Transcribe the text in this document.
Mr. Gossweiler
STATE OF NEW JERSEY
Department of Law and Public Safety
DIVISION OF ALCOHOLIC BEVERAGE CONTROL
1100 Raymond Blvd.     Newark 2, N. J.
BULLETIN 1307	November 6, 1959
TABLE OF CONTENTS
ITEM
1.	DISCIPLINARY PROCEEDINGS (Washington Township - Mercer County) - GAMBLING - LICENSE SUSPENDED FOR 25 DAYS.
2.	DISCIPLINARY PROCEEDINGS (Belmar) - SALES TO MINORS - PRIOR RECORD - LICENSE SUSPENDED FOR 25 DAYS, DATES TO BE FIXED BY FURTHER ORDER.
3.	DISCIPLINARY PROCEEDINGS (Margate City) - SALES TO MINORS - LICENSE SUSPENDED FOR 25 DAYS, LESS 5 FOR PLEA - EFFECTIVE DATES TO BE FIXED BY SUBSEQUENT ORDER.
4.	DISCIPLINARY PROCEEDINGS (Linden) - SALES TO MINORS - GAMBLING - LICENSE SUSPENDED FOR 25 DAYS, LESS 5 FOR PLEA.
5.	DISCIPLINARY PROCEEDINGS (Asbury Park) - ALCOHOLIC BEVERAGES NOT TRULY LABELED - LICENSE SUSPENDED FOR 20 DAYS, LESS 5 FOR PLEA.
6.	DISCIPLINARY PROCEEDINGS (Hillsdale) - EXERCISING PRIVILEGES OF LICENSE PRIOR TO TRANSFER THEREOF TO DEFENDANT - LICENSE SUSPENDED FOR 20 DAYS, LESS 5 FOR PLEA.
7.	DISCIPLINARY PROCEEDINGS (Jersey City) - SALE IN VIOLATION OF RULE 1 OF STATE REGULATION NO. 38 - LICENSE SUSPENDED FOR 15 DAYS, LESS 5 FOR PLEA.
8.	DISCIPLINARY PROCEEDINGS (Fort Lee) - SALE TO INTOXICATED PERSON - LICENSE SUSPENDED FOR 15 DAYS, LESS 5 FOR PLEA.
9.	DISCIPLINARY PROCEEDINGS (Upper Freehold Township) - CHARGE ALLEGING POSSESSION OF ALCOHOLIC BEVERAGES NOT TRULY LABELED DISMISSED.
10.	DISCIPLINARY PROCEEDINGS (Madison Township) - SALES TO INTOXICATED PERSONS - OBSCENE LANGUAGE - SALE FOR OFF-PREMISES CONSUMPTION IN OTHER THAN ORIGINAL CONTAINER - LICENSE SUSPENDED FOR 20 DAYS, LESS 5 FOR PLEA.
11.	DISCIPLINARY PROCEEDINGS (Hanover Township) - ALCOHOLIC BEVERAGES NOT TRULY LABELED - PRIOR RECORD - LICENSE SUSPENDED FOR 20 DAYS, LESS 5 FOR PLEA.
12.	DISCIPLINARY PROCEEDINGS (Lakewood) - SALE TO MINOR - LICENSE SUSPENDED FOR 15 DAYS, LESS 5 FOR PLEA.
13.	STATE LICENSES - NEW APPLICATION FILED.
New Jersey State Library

▬▬▬

Go through the listing above and list every line that has the word "SALES".

2.	DISCIPLINARY PROCEEDINGS (Belmar) - SALES TO MINORS - PRIOR RECORD - LICENSE SUSPENDED FOR 25 DAYS, DATES TO BE FIXED BY FURTHER ORDER.
3.	DISCIPLINARY PROCEEDINGS (Margate City) - SALES TO MINORS - LICENSE SUSPENDED FOR 25 DAYS, LESS 5 FOR PLEA - EFFECTIVE DATES TO BE FIXED BY SUBSEQUENT ORDER.
4.	DISCIPLINARY PROCEEDINGS (Linden) - SALES TO MINORS - GAMBLING - LICENSE SUSPENDED FOR 25 DAYS, LESS 5 FOR PLEA.
10.	DISCIPLINARY PROCEEDINGS (Madison Township) - SALES TO INTOXICATED PERSONS - OBSCENE LANGUAGE - SALE FOR OFF-PREMISES CONSUMPTION IN OTHER THAN ORIGINAL CONTAINER - LICENSE SUSPENDED FOR 20 DAYS, LESS 5 FOR PLEA.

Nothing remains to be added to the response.